Transcription dataset entries

****

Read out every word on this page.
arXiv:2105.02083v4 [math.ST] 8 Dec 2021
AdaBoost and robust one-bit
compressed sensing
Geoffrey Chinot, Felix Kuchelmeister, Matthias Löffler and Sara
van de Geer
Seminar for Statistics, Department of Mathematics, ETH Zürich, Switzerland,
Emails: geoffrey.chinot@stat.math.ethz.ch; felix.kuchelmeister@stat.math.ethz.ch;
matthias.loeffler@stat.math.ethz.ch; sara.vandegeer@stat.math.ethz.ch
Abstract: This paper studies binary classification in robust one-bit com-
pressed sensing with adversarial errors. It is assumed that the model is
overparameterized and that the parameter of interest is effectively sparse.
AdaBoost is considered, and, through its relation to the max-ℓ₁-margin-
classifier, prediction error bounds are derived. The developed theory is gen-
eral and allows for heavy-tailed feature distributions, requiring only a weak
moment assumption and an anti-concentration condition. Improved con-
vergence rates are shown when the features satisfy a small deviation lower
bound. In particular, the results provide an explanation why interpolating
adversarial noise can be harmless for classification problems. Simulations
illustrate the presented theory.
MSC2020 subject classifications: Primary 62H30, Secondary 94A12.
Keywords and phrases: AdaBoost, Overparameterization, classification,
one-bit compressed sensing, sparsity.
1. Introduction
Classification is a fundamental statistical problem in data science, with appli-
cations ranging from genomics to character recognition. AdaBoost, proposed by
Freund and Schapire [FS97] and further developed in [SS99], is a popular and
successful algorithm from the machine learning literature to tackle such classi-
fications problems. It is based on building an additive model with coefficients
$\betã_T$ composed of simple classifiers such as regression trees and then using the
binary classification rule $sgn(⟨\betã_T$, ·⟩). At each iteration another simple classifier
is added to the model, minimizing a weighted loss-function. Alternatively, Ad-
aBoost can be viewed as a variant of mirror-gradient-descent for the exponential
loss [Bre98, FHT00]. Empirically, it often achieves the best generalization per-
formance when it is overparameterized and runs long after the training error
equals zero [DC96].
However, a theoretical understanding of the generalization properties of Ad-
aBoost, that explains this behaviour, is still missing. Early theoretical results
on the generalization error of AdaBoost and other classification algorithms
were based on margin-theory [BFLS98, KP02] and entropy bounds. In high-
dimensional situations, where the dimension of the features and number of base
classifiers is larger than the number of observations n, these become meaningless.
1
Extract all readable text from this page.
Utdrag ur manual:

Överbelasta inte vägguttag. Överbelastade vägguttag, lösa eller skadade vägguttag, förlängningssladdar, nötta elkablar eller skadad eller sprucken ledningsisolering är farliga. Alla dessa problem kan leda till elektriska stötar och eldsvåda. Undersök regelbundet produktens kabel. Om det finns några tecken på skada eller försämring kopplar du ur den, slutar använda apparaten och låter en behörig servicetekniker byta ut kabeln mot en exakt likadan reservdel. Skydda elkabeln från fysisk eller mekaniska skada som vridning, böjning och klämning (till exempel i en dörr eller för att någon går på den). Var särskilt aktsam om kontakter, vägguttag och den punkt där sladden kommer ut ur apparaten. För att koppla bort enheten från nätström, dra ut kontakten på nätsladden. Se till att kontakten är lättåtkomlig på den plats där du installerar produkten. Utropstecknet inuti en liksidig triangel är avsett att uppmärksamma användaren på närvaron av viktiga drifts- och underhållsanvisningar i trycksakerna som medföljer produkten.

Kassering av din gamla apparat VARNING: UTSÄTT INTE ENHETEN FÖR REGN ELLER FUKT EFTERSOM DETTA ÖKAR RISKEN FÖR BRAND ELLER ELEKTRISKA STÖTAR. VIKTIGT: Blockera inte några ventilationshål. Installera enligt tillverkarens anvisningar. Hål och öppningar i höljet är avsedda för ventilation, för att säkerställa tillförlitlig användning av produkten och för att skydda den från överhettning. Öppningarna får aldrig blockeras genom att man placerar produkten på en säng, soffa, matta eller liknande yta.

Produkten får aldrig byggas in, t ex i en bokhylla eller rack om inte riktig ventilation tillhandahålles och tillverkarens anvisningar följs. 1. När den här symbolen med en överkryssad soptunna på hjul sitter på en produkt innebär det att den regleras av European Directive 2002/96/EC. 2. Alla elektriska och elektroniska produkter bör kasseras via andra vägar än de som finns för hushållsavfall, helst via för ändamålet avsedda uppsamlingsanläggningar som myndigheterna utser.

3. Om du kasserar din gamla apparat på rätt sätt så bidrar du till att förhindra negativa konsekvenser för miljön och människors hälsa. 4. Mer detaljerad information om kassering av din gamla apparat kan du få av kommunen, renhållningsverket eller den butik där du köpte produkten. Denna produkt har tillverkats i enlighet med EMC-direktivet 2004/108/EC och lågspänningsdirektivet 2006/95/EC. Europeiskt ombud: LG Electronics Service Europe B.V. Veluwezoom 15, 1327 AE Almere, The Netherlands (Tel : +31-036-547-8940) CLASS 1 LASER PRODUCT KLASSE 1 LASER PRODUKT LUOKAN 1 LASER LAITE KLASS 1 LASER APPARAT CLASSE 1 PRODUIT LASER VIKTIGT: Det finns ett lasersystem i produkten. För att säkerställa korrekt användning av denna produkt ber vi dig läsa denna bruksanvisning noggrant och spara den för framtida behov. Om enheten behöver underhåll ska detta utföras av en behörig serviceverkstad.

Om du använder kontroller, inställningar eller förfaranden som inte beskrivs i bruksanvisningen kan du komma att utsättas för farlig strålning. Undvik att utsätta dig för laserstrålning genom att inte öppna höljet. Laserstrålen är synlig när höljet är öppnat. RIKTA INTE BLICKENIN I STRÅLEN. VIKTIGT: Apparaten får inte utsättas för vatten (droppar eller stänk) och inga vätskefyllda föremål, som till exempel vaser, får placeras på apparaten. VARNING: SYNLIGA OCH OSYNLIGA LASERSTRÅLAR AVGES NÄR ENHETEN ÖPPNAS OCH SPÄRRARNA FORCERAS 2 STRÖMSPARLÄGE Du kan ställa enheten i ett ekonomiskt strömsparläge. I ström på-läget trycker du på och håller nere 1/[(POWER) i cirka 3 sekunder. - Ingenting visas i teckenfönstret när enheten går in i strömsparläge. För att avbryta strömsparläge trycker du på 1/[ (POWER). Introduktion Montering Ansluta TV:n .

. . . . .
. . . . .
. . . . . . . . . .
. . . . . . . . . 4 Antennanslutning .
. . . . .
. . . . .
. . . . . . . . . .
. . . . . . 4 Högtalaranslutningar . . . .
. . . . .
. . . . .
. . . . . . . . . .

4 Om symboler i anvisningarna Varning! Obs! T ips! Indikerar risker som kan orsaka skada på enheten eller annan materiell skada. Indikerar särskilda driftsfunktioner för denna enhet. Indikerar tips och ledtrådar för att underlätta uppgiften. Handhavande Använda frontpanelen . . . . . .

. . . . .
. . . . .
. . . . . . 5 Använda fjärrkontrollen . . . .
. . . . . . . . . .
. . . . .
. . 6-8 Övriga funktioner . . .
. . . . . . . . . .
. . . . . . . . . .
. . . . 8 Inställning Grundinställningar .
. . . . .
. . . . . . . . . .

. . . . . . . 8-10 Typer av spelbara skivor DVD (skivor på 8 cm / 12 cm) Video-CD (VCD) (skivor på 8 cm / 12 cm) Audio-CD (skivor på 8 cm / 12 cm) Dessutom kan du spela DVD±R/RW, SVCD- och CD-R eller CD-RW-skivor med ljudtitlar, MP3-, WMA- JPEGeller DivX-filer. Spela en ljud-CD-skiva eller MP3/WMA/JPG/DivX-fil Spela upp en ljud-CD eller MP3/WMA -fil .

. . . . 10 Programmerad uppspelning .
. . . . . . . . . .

****

■ Aim of the task ■
Each line must be given again exactly as written above.

■ Your response ■
Read out every word on this page.
arXiv:2105.02083v4 [math.ST] 8 Dec 2021
AdaBoost and robust one-bit
compressed sensing
Geoffrey Chinot, Felix Kuchelmeister, Matthias Löffler and Sara
van de Geer
Seminar for Statistics, Department of Mathematics, ETH Zürich, Switzerland,
Emails: geoffrey.chinot@stat.math.ethz.ch; felix.kuchelmeister@stat.math.ethz.ch;
matthias.loeffler@stat.math.ethz.ch; sara.vandegeer@stat.math.ethz.ch
Abstract: This paper studies binary classification in robust one-bit com-
pressed sensing with adversarial errors. It is assumed that the model is
overparameterized and that the parameter of interest is effectively sparse.
AdaBoost is considered, and, through its relation to the max-ℓ₁-margin-
classifier, prediction error bounds are derived. The developed theory is gen-
eral and allows for heavy-tailed feature distributions, requiring only a weak
moment assumption and an anti-concentration condition. Improved con-
vergence rates are shown when the features satisfy a small deviation lower
bound. In particular, the results provide an explanation why interpolating
adversarial noise can be harmless for classification problems. Simulations
illustrate the presented theory.
MSC2020 subject classifications: Primary 62H30, Secondary 94A12.
Keywords and phrases: AdaBoost, Overparameterization, classification,
one-bit compressed sensing, sparsity.
1. Introduction
Classification is a fundamental statistical problem in data science, with appli-
cations ranging from genomics to character recognition. AdaBoost, proposed by
Freund and Schapire [FS97] and further developed in [SS99], is a popular and
successful algorithm from the machine learning literature to tackle such classi-
fications problems. It is based on building an additive model with coefficients
$\betã_T$ composed of simple classifiers such as regression trees and then using the
binary classification rule $sgn(⟨\betã_T$, ·⟩). At each iteration another simple classifier
is added to the model, minimizing a weighted loss-function. Alternatively, Ad-
aBoost can be viewed as a variant of mirror-gradient-descent for the exponential
loss [Bre98, FHT00]. Empirically, it often achieves the best generalization per-
formance when it is overparameterized and runs long after the training error
equals zero [DC96].
However, a theoretical understanding of the generalization properties of Ad-
aBoost, that explains this behaviour, is still missing. Early theoretical results
on the generalization error of AdaBoost and other classification algorithms
were based on margin-theory [BFLS98, KP02] and entropy bounds. In high-
dimensional situations, where the dimension of the features and number of base
classifiers is larger than the number of observations n, these become meaningless.
1
Extract all readable text from this page.
Utdrag ur manual:

Överbelasta inte vägguttag. Överbelastade vägguttag, lösa eller skadade vägguttag, förlängningssladdar, nötta elkablar eller skadad eller sprucken ledningsisolering är farliga. Alla dessa problem kan leda till elektriska stötar och eldsvåda. Undersök regelbundet produktens kabel. Om det finns några tecken på skada eller försämring kopplar du ur den, slutar använda apparaten och låter en behörig servicetekniker byta ut kabeln mot en exakt likadan reservdel. Skydda elkabeln från fysisk eller mekaniska skada som vridning, böjning och klämning (till exempel i en dörr eller för att någon går på den). Var särskilt aktsam om kontakter, vägguttag och den punkt där sladden kommer ut ur apparaten. För att koppla bort enheten från nätström, dra ut kontakten på nätsladden. Se till att kontakten är lättåtkomlig på den plats där du installerar produkten. Utropstecknet inuti en liksidig triangel är avsett att uppmärksamma användaren på närvaron av viktiga drifts- och underhållsanvisningar i trycksakerna som medföljer produkten.

Kassering av din gamla apparat VARNING: UTSÄTT INTE ENHETEN FÖR REGN ELLER FUKT EFTERSOM DETTA ÖKAR RISKEN FÖR BRAND ELLER ELEKTRISKA STÖTAR. VIKTIGT: Blockera inte några ventilationshål. Installera enligt tillverkarens anvisningar. Hål och öppningar i höljet är avsedda för ventilation, för att säkerställa tillförlitlig användning av produkten och för att skydda den från överhettning. Öppningarna får aldrig blockeras genom att man placerar produkten på en säng, soffa, matta eller liknande yta.

Produkten får aldrig byggas in, t ex i en bokhylla eller rack om inte riktig ventilation tillhandahålles och tillverkarens anvisningar följs. 1. När den här symbolen med en överkryssad soptunna på hjul sitter på en produkt innebär det att den regleras av European Directive 2002/96/EC. 2. Alla elektriska och elektroniska produkter bör kasseras via andra vägar än de som finns för hushållsavfall, helst via för ändamålet avsedda uppsamlingsanläggningar som myndigheterna utser.

3. Om du kasserar din gamla apparat på rätt sätt så bidrar du till att förhindra negativa konsekvenser för miljön och människors hälsa. 4. Mer detaljerad information om kassering av din gamla apparat kan du få av kommunen, renhållningsverket eller den butik där du köpte produkten. Denna produkt har tillverkats i enlighet med EMC-direktivet 2004/108/EC och lågspänningsdirektivet 2006/95/EC. Europeiskt ombud: LG Electronics Service Europe B.V. Veluwezoom 15, 1327 AE Almere, The Netherlands (Tel : +31-036-547-8940) CLASS 1 LASER PRODUCT KLASSE 1 LASER PRODUKT LUOKAN 1 LASER LAITE KLASS 1 LASER APPARAT CLASSE 1 PRODUIT LASER VIKTIGT: Det finns ett lasersystem i produkten. För att säkerställa korrekt användning av denna produkt ber vi dig läsa denna bruksanvisning noggrant och spara den för framtida behov. Om enheten behöver underhåll ska detta utföras av en behörig serviceverkstad.

Om du använder kontroller, inställningar eller förfaranden som inte beskrivs i bruksanvisningen kan du komma att utsättas för farlig strålning. Undvik att utsätta dig för laserstrålning genom att inte öppna höljet. Laserstrålen är synlig när höljet är öppnat. RIKTA INTE BLICKENIN I STRÅLEN. VIKTIGT: Apparaten får inte utsättas för vatten (droppar eller stänk) och inga vätskefyllda föremål, som till exempel vaser, får placeras på apparaten. VARNING: SYNLIGA OCH OSYNLIGA LASERSTRÅLAR AVGES NÄR ENHETEN ÖPPNAS OCH SPÄRRARNA FORCERAS 2 STRÖMSPARLÄGE Du kan ställa enheten i ett ekonomiskt strömsparläge. I ström på-läget trycker du på och håller nere 1/[(POWER) i cirka 3 sekunder. - Ingenting visas i teckenfönstret när enheten går in i strömsparläge. För att avbryta strömsparläge trycker du på 1/[ (POWER). Introduktion Montering Ansluta TV:n .

. . . . .
. . . . .
. . . . . . . . . .
. . . . . . . . . 4 Antennanslutning .
. . . . .
. . . . .
. . . . . . . . . .
. . . . . . 4 Högtalaranslutningar . . . .
. . . . .
. . . . .
. . . . . . . . . .

4 Om symboler i anvisningarna Varning! Obs! T ips! Indikerar risker som kan orsaka skada på enheten eller annan materiell skada. Indikerar särskilda driftsfunktioner för denna enhet. Indikerar tips och ledtrådar för att underlätta uppgiften. Handhavande Använda frontpanelen . . . . . .

. . . . .
. . . . .
. . . . . . 5 Använda fjärrkontrollen . . . .
. . . . . . . . . .
. . . . .
. . 6-8 Övriga funktioner . . .
. . . . . . . . . .
. . . . . . . . . .
. . . . 8 Inställning Grundinställningar .
. . . . .
. . . . . . . . . .

. . . . . . . 8-10 Typer av spelbara skivor DVD (skivor på 8 cm / 12 cm) Video-CD (VCD) (skivor på 8 cm / 12 cm) Audio-CD (skivor på 8 cm / 12 cm) Dessutom kan du spela DVD±R/RW, SVCD- och CD-R eller CD-RW-skivor med ljudtitlar, MP3-, WMA- JPEGeller DivX-filer. Spela en ljud-CD-skiva eller MP3/WMA/JPG/DivX-fil Spela upp en ljud-CD eller MP3/WMA -fil .

. . . . 10 Programmerad uppspelning .
. . . . . . . . . .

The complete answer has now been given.